WORK INSTRUCTIONS:
Reproduce all the entries exactly and keep the pictures out.

Extracted records:
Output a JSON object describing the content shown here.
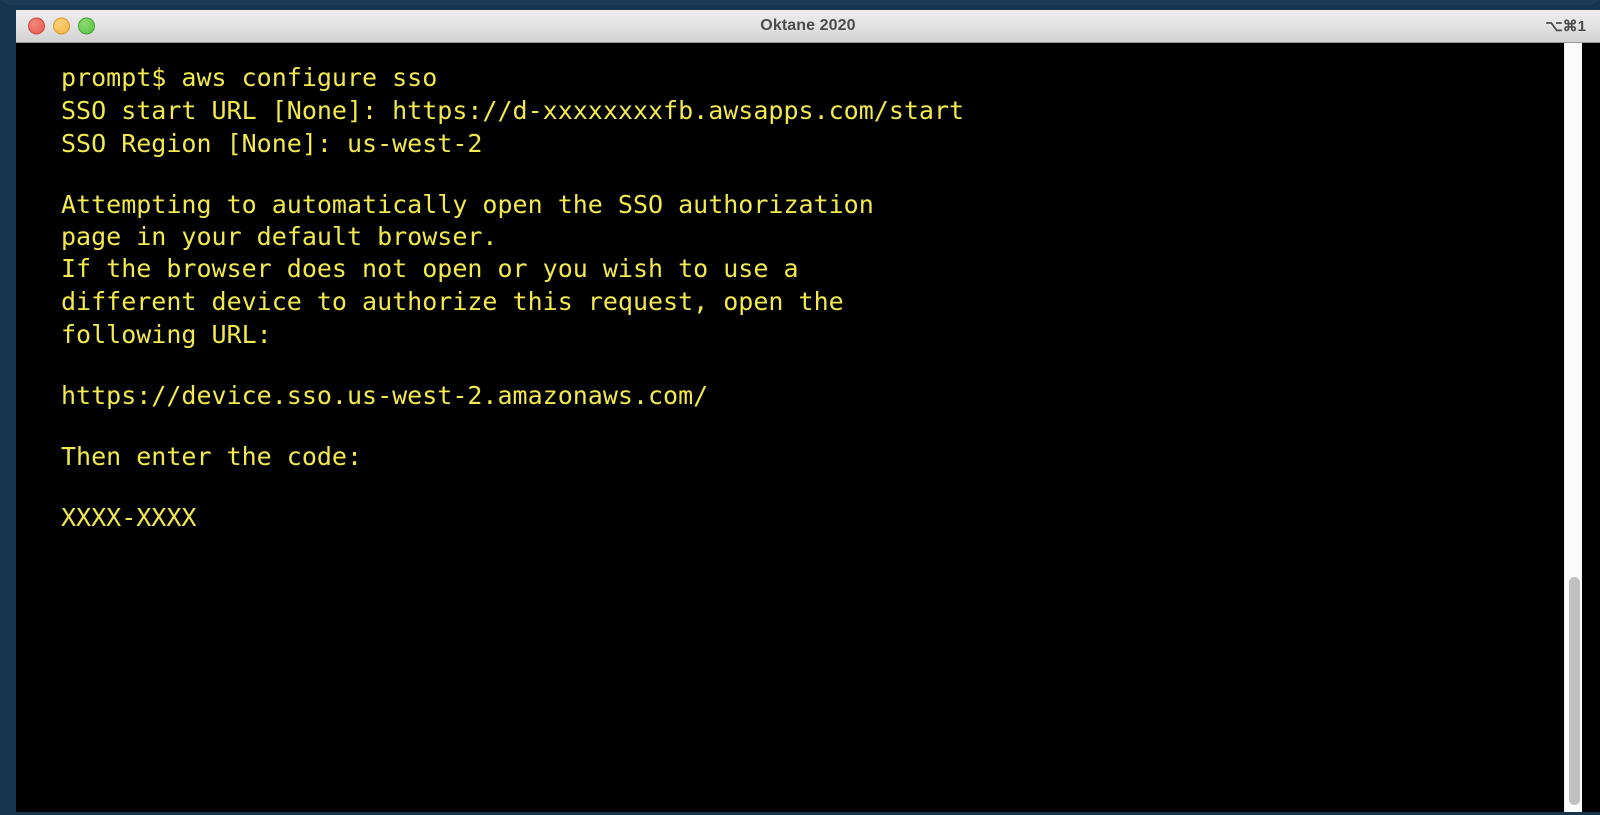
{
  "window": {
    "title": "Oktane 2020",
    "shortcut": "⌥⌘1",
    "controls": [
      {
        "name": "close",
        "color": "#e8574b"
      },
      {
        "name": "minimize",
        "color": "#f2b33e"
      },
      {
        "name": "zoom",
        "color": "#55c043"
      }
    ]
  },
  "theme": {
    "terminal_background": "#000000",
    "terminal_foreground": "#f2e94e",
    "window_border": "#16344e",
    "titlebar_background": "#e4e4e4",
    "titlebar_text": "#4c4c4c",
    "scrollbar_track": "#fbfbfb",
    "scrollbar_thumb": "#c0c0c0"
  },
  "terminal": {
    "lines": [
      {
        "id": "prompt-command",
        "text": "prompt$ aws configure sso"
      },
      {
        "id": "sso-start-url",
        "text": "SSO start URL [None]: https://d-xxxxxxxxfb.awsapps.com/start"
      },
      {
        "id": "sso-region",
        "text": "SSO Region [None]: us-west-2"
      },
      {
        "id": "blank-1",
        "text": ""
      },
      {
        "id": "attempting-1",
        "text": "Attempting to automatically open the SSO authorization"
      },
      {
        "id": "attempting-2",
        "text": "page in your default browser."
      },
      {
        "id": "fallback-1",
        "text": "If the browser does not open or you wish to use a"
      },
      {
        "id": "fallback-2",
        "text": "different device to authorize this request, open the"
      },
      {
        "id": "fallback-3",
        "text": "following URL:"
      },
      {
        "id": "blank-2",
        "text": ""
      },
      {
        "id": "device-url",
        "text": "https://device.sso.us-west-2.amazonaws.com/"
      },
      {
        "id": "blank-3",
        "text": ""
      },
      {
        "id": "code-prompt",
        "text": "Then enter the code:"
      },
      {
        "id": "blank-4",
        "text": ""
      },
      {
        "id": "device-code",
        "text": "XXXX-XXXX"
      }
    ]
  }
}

TASK SOLUTION:
Output a JSON object describing the content shown here.
{
  "window": {
    "title": "Oktane 2020",
    "shortcut": "⌥⌘1",
    "controls": [
      {
        "name": "close",
        "color": "#e8574b"
      },
      {
        "name": "minimize",
        "color": "#f2b33e"
      },
      {
        "name": "zoom",
        "color": "#55c043"
      }
    ]
  },
  "theme": {
    "terminal_background": "#000000",
    "terminal_foreground": "#f2e94e",
    "window_border": "#16344e",
    "titlebar_background": "#e4e4e4",
    "titlebar_text": "#4c4c4c",
    "scrollbar_track": "#fbfbfb",
    "scrollbar_thumb": "#c0c0c0"
  },
  "terminal": {
    "lines": [
      {
        "id": "prompt-command",
        "text": "prompt$ aws configure sso"
      },
      {
        "id": "sso-start-url",
        "text": "SSO start URL [None]: https://d-xxxxxxxxfb.awsapps.com/start"
      },
      {
        "id": "sso-region",
        "text": "SSO Region [None]: us-west-2"
      },
      {
        "id": "blank-1",
        "text": ""
      },
      {
        "id": "attempting-1",
        "text": "Attempting to automatically open the SSO authorization"
      },
      {
        "id": "attempting-2",
        "text": "page in your default browser."
      },
      {
        "id": "fallback-1",
        "text": "If the browser does not open or you wish to use a"
      },
      {
        "id": "fallback-2",
        "text": "different device to authorize this request, open the"
      },
      {
        "id": "fallback-3",
        "text": "following URL:"
      },
      {
        "id": "blank-2",
        "text": ""
      },
      {
        "id": "device-url",
        "text": "https://device.sso.us-west-2.amazonaws.com/"
      },
      {
        "id": "blank-3",
        "text": ""
      },
      {
        "id": "code-prompt",
        "text": "Then enter the code:"
      },
      {
        "id": "blank-4",
        "text": ""
      },
      {
        "id": "device-code",
        "text": "XXXX-XXXX"
      }
    ]
  }
}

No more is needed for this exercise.